**WORK REQUIRED:**
State how many lines in the rows below contain the string "boxes", matching case exactly. Give only the number.
__________________________________________________
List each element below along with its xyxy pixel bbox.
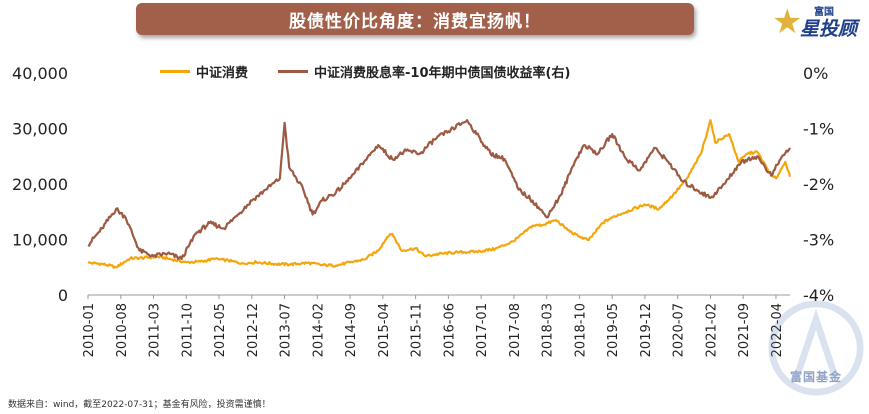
x-tick-label: 2015-11 [410,303,425,357]
x-tick-label: 2011-03 [148,303,163,357]
x-tick-label: 2014-02 [311,303,326,357]
y-left-tick-label: 30,000 [12,120,68,139]
x-tick-label: 2019-12 [639,303,654,357]
star-icon: ★ [772,2,803,42]
y-left-tick-label: 40,000 [12,64,68,83]
legend-label-spread: 中证消费股息率-10年期中债国债收益率(右) [314,66,571,81]
x-tick-label: 2022-04 [770,303,785,357]
legend-swatch-spread [278,70,309,73]
chart-title: 股债性价比角度：消费宜扬帆！ [289,11,541,32]
x-tick-label: 2020-07 [672,303,687,357]
legend-item-spread: 中证消费股息率-10年期中债国债收益率(右) [278,62,570,81]
x-tick-label: 2013-07 [279,303,294,357]
title-banner: 股债性价比角度：消费宜扬帆！ [136,3,694,35]
y-right-tick-label: -3% [803,231,834,250]
watermark-text: 富国基金 [790,370,843,384]
logo-small-text: 富国 [814,7,834,18]
x-tick-label: 2018-03 [541,303,556,357]
x-tick-label: 2021-09 [737,303,752,357]
y-left-tick-label: 0 [58,286,68,305]
x-tick-label: 2012-05 [213,303,228,357]
y-right-tick-label: -4% [803,286,834,305]
series-line-consumer-index [87,119,792,269]
x-tick-label: 2011-10 [180,303,195,357]
y-right-tick-label: -2% [803,175,834,194]
legend-label-consumer: 中证消费 [196,66,249,81]
x-tick-label: 2012-12 [246,303,261,357]
logo: ★ 富国 星投顾 [772,2,868,42]
legend-item-consumer: 中证消费 [160,62,248,81]
y-left-tick-label: 10,000 [12,231,68,250]
x-tick-label: 2019-05 [606,303,621,357]
x-tick-label: 2015-04 [377,303,392,357]
y-left-tick-label: 20,000 [12,175,68,194]
legend-swatch-consumer [160,70,190,73]
x-tick-label: 2017-01 [475,303,490,357]
y-right-tick-label: -1% [803,120,834,139]
watermark-emblem-icon [768,300,864,396]
x-tick-label: 2018-10 [573,303,588,357]
x-tick-label: 2014-09 [344,303,359,357]
series-line-spread [87,119,791,260]
y-right-tick-label: 0% [803,64,828,83]
source-note: 数据来自：wind，截至2022-07-31；基金有风险，投资需谨慎！ [8,400,271,410]
x-tick-label: 2021-02 [704,303,719,357]
logo-main-text: 星投顾 [800,18,858,40]
x-tick-label: 2010-08 [115,303,130,357]
legend: 中证消费 中证消费股息率-10年期中债国债收益率(右) [160,62,600,81]
x-tick-label: 2017-08 [508,303,523,357]
x-tick-label: 2010-01 [82,303,97,357]
x-tick-label: 2016-06 [442,303,457,357]
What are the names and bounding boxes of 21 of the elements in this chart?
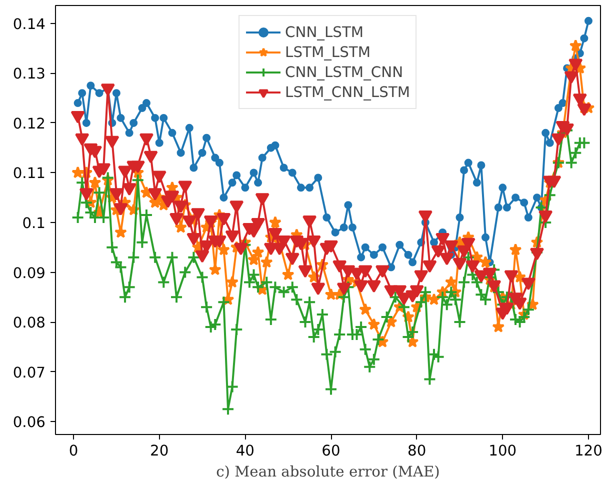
- x-tick-label: 20: [150, 442, 169, 460]
- y-tick-label: 0.12: [12, 115, 46, 132]
- x-tick-label: 80: [408, 442, 426, 460]
- y-tick-label: 0.14: [12, 16, 46, 33]
- x-tick-label: 100: [488, 442, 517, 460]
- y-tick-label: 0.08: [12, 314, 46, 332]
- y-tick-label: 0.1: [22, 214, 46, 232]
- x-tick-label: 40: [236, 442, 255, 460]
- legend-label: LSTM_LSTM: [285, 44, 370, 60]
- y-tick-label: 0.09: [12, 264, 46, 282]
- legend-label: CNN_LSTM: [285, 24, 364, 40]
- y-tick-label: 0.13: [12, 66, 46, 83]
- x-axis-title: c) Mean absolute error (MAE): [216, 464, 440, 480]
- legend-label: LSTM_CNN_LSTM: [285, 84, 410, 100]
- y-tick-label: 0.07: [12, 364, 46, 382]
- x-tick-label: 120: [574, 442, 602, 460]
- y-tick-label: 0.06: [12, 414, 46, 432]
- x-tick-label: 0: [68, 442, 78, 460]
- y-tick-label: 0.11: [12, 165, 46, 182]
- x-tick-label: 60: [322, 442, 340, 460]
- legend-label: CNN_LSTM_CNN: [285, 64, 404, 80]
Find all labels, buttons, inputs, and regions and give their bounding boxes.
__________________________________________________
**FINAL RESULT:**
2